**Directions**
Would you write out the listing verbatim and skip every picture in it?

----

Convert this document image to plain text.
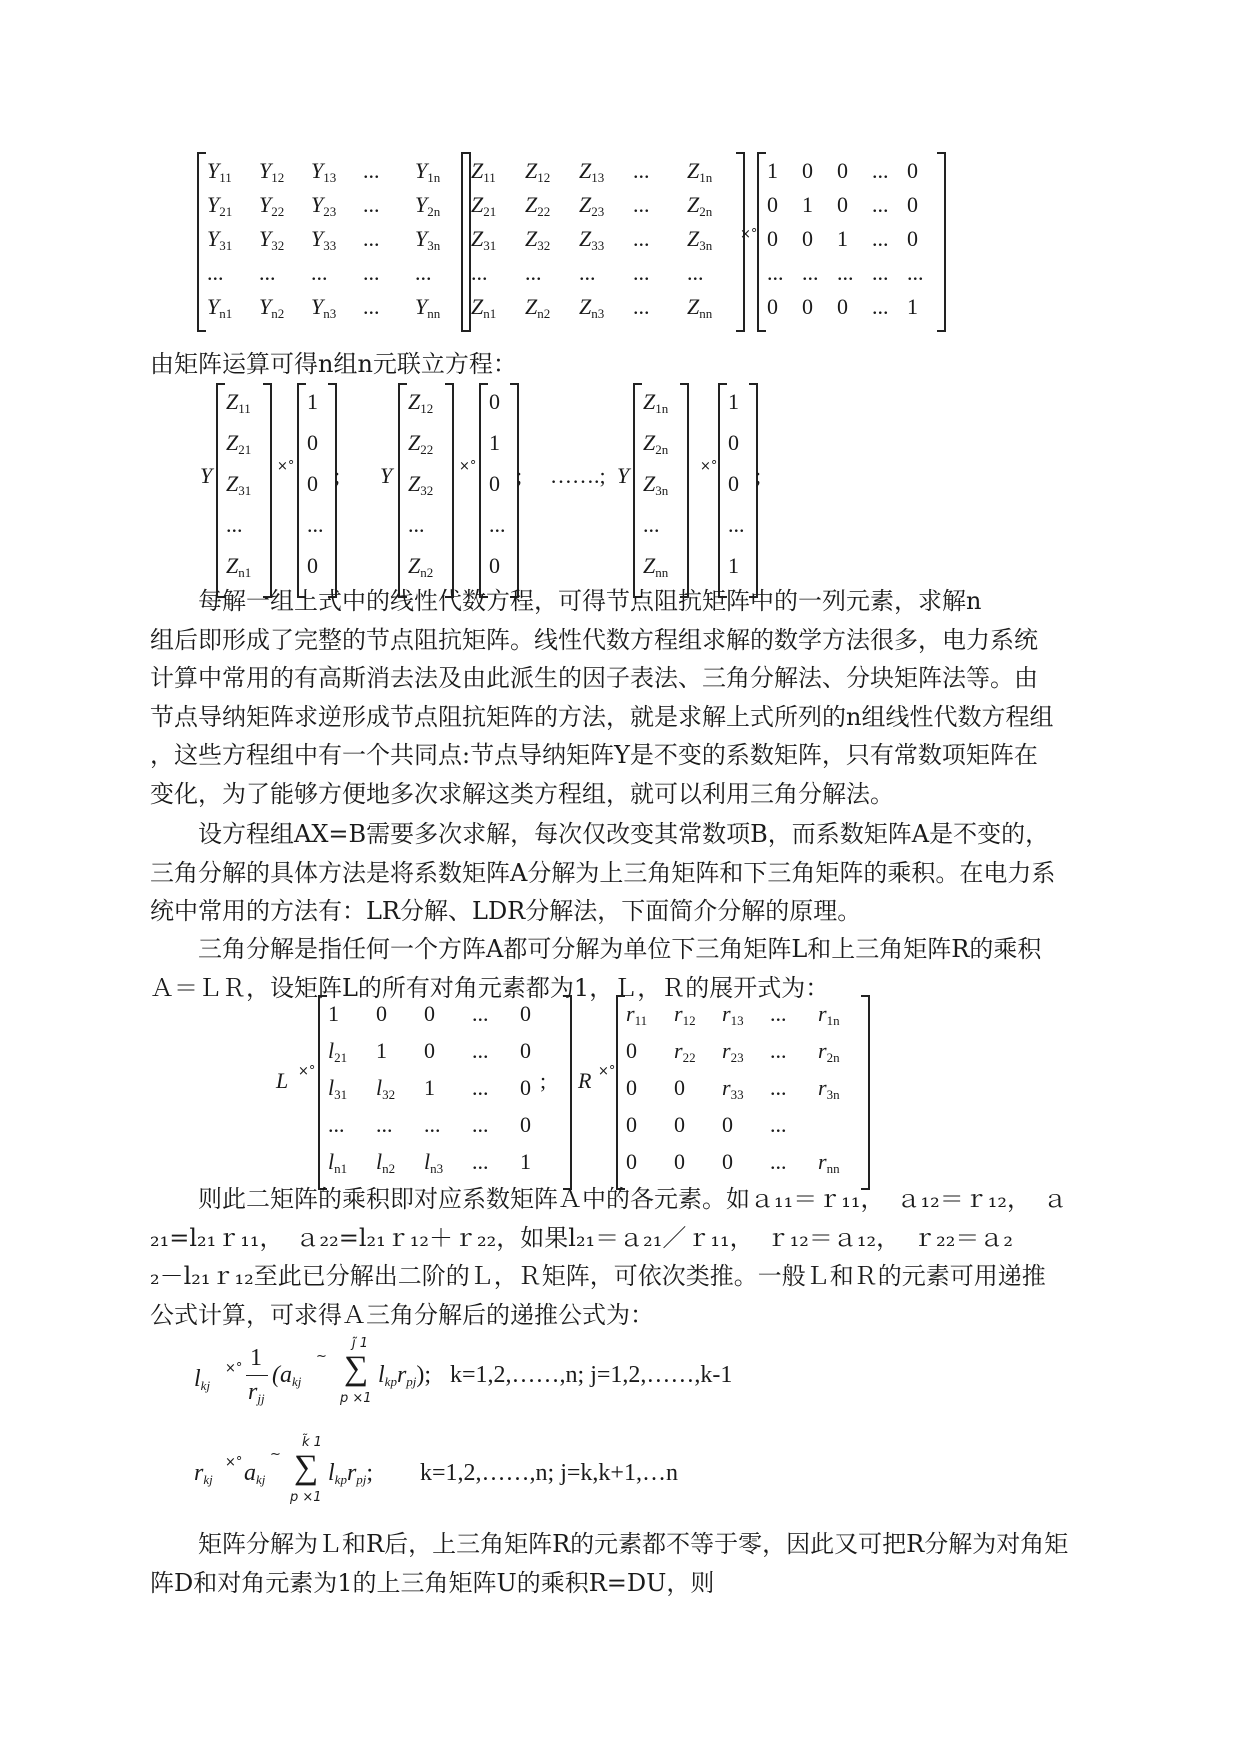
$Y_{11}$ $Y_{12}$ $Y_{13}$ ... $Y_{1n}$
$Y_{21}$ $Y_{22}$ $Y_{23}$ ... $Y_{2n}$
$Y_{31}$ $Y_{32}$ $Y_{33}$ ... $Y_{3n}$
... ... ... ... ...
$Y_{n1}$ $Y_{n2}$ $Y_{n3}$ ... $Y_{nn}$
$Z_{11}$ $Z_{12}$ $Z_{13}$ ... $Z_{1n}$
$Z_{21}$ $Z_{22}$ $Z_{23}$ ... $Z_{2n}$
$Z_{31}$ $Z_{32}$ $Z_{33}$ ... $Z_{3n}$
... ... ... ... ...
$Z_{n1}$ $Z_{n2}$ $Z_{n3}$ ... $Z_{nn}$
×°
1 0 0 ... 0
0 1 0 ... 0
0 0 1 ... 0
... ... ... ... ...
0 0 0 ... 1

由矩阵运算可得n组n元联立方程：

Y
$Z_{11}$
$Z_{21}$
$Z_{31}$
...
$Z_{n1}$
×°
1
0
0
...
0
; Y
$Z_{12}$
$Z_{22}$
$Z_{32}$
...
$Z_{n2}$
×°
0
1
0
...
0
; …….; Y
$Z_{1n}$
$Z_{2n}$
$Z_{3n}$
...
$Z_{nn}$
×°
1
0
0
...
1
;

每解一组上式中的线性代数方程，可得节点阻抗矩阵中的一列元素，求解n
组后即形成了完整的节点阻抗矩阵。线性代数方程组求解的数学方法很多，电力系统
计算中常用的有高斯消去法及由此派生的因子表法、三角分解法、分块矩阵法等。由
节点导纳矩阵求逆形成节点阻抗矩阵的方法，就是求解上式所列的n组线性代数方程组
，这些方程组中有一个共同点:节点导纳矩阵Y是不变的系数矩阵，只有常数项矩阵在
变化，为了能够方便地多次求解这类方程组，就可以利用三角分解法。

设方程组AX=B需要多次求解，每次仅改变其常数项B，而系数矩阵A是不变的，
三角分解的具体方法是将系数矩阵A分解为上三角矩阵和下三角矩阵的乘积。在电力系
统中常用的方法有：LR分解、LDR分解法，下面简介分解的原理。

三角分解是指任何一个方阵A都可分解为单位下三角矩阵L和上三角矩阵R的乘积
Ａ＝ＬＲ，设矩阵L的所有对角元素都为1，Ｌ，Ｒ的展开式为：

L ×°
1 0 0 ... 0
$l_{21}$ 1 0 ... 0
$l_{31}$ $l_{32}$ 1 ... 0
... ... ... ... 0
$l_{n1}$ $l_{n2}$ $l_{n3}$ ... 1
; R ×°
$r_{11}$ $r_{12}$ $r_{13}$ ... $r_{1n}$
0 $r_{22}$ $r_{23}$ ... $r_{2n}$
0 0 $r_{33}$ ... $r_{3n}$
0 0 0 ...
0 0 0 ... $r_{nn}$

则此二矩阵的乘积即对应系数矩阵Ａ中的各元素。如ａ₁₁＝ｒ₁₁，　ａ₁₂＝ｒ₁₂，　ａ
₂₁=l₂₁ｒ₁₁，　ａ₂₂=l₂₁ｒ₁₂＋ｒ₂₂，如果l₂₁＝ａ₂₁／ｒ₁₁，　ｒ₁₂＝ａ₁₂，　ｒ₂₂＝ａ₂
₂－l₂₁ｒ₁₂至此已分解出二阶的Ｌ，Ｒ矩阵，可依次类推。一般Ｌ和Ｒ的元素可用递推
公式计算，可求得Ａ三角分解后的递推公式为：

$l_{kj}$
×° 1
$r_{jj}$
($a_{kj}$
~
j̃ 1
∑
p ×1
$l_{kp}r_{pj}$); k=1,2,……,n; j=1,2,……,k-1
$r_{kj}$
×° $a_{kj}$
~
k̃ 1
∑
p ×1
$l_{kp}r_{pj}$; k=1,2,……,n; j=k,k+1,…n

矩阵分解为Ｌ和R后，上三角矩阵R的元素都不等于零，因此又可把R分解为对角矩
阵D和对角元素为1的上三角矩阵U的乘积R=DU，则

----

**Response for this exercise**
Convert this document image to plain text.
$Y_{11}$ $Y_{12}$ $Y_{13}$ ... $Y_{1n}$
$Y_{21}$ $Y_{22}$ $Y_{23}$ ... $Y_{2n}$
$Y_{31}$ $Y_{32}$ $Y_{33}$ ... $Y_{3n}$
... ... ... ... ...
$Y_{n1}$ $Y_{n2}$ $Y_{n3}$ ... $Y_{nn}$
$Z_{11}$ $Z_{12}$ $Z_{13}$ ... $Z_{1n}$
$Z_{21}$ $Z_{22}$ $Z_{23}$ ... $Z_{2n}$
$Z_{31}$ $Z_{32}$ $Z_{33}$ ... $Z_{3n}$
... ... ... ... ...
$Z_{n1}$ $Z_{n2}$ $Z_{n3}$ ... $Z_{nn}$
×°
1 0 0 ... 0
0 1 0 ... 0
0 0 1 ... 0
... ... ... ... ...
0 0 0 ... 1

由矩阵运算可得n组n元联立方程：

Y
$Z_{11}$
$Z_{21}$
$Z_{31}$
...
$Z_{n1}$
×°
1
0
0
...
0
; Y
$Z_{12}$
$Z_{22}$
$Z_{32}$
...
$Z_{n2}$
×°
0
1
0
...
0
; …….; Y
$Z_{1n}$
$Z_{2n}$
$Z_{3n}$
...
$Z_{nn}$
×°
1
0
0
...
1
;

每解一组上式中的线性代数方程，可得节点阻抗矩阵中的一列元素，求解n
组后即形成了完整的节点阻抗矩阵。线性代数方程组求解的数学方法很多，电力系统
计算中常用的有高斯消去法及由此派生的因子表法、三角分解法、分块矩阵法等。由
节点导纳矩阵求逆形成节点阻抗矩阵的方法，就是求解上式所列的n组线性代数方程组
，这些方程组中有一个共同点:节点导纳矩阵Y是不变的系数矩阵，只有常数项矩阵在
变化，为了能够方便地多次求解这类方程组，就可以利用三角分解法。

设方程组AX=B需要多次求解，每次仅改变其常数项B，而系数矩阵A是不变的，
三角分解的具体方法是将系数矩阵A分解为上三角矩阵和下三角矩阵的乘积。在电力系
统中常用的方法有：LR分解、LDR分解法，下面简介分解的原理。

三角分解是指任何一个方阵A都可分解为单位下三角矩阵L和上三角矩阵R的乘积
Ａ＝ＬＲ，设矩阵L的所有对角元素都为1，Ｌ，Ｒ的展开式为：

L ×°
1 0 0 ... 0
$l_{21}$ 1 0 ... 0
$l_{31}$ $l_{32}$ 1 ... 0
... ... ... ... 0
$l_{n1}$ $l_{n2}$ $l_{n3}$ ... 1
; R ×°
$r_{11}$ $r_{12}$ $r_{13}$ ... $r_{1n}$
0 $r_{22}$ $r_{23}$ ... $r_{2n}$
0 0 $r_{33}$ ... $r_{3n}$
0 0 0 ...
0 0 0 ... $r_{nn}$

则此二矩阵的乘积即对应系数矩阵Ａ中的各元素。如ａ₁₁＝ｒ₁₁，　ａ₁₂＝ｒ₁₂，　ａ
₂₁=l₂₁ｒ₁₁，　ａ₂₂=l₂₁ｒ₁₂＋ｒ₂₂，如果l₂₁＝ａ₂₁／ｒ₁₁，　ｒ₁₂＝ａ₁₂，　ｒ₂₂＝ａ₂
₂－l₂₁ｒ₁₂至此已分解出二阶的Ｌ，Ｒ矩阵，可依次类推。一般Ｌ和Ｒ的元素可用递推
公式计算，可求得Ａ三角分解后的递推公式为：

$l_{kj}$
×° 1
$r_{jj}$
($a_{kj}$
~
j̃ 1
∑
p ×1
$l_{kp}r_{pj}$); k=1,2,……,n; j=1,2,……,k-1
$r_{kj}$
×° $a_{kj}$
~
k̃ 1
∑
p ×1
$l_{kp}r_{pj}$; k=1,2,……,n; j=k,k+1,…n

矩阵分解为Ｌ和R后，上三角矩阵R的元素都不等于零，因此又可把R分解为对角矩
阵D和对角元素为1的上三角矩阵U的乘积R=DU，则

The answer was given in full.